Element and region listings
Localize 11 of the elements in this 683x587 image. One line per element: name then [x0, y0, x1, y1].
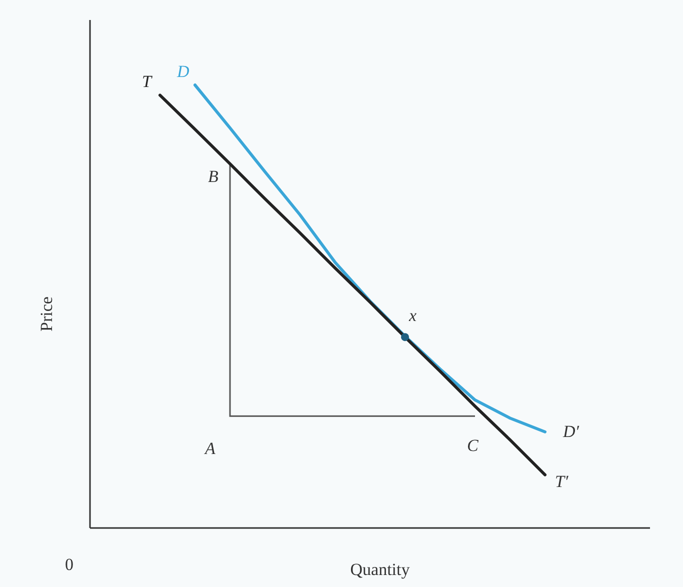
text: 0: [65, 555, 74, 574]
annotation: D′: [562, 422, 580, 441]
annotation: x: [408, 306, 417, 326]
y-axis-title: Price: [37, 296, 56, 332]
annotation: A: [204, 439, 216, 458]
annotation: T′: [555, 472, 568, 491]
annotation: C: [467, 436, 479, 456]
series-label: D: [176, 62, 190, 81]
x-axis-title: Quantity: [350, 560, 410, 579]
series-label: T: [142, 72, 153, 92]
annotation: B: [208, 166, 219, 186]
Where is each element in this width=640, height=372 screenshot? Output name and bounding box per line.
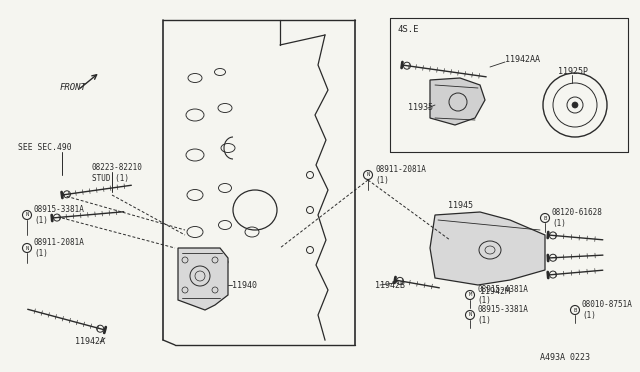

## Objective
Rewrite the data from the start through the line containing "y-axis-title: Price: [37, 296, 56, 332]", swapping "image" for "figure" and keeping everything else unchanged. Leave the pictures out.

## Task solution
Localize 11 of the elements in this 683x587 figure. One line per element: name then [x0, y0, x1, y1].
text: 0: [65, 555, 74, 574]
annotation: D′: [562, 422, 580, 441]
annotation: x: [408, 306, 417, 326]
y-axis-title: Price: [37, 296, 56, 332]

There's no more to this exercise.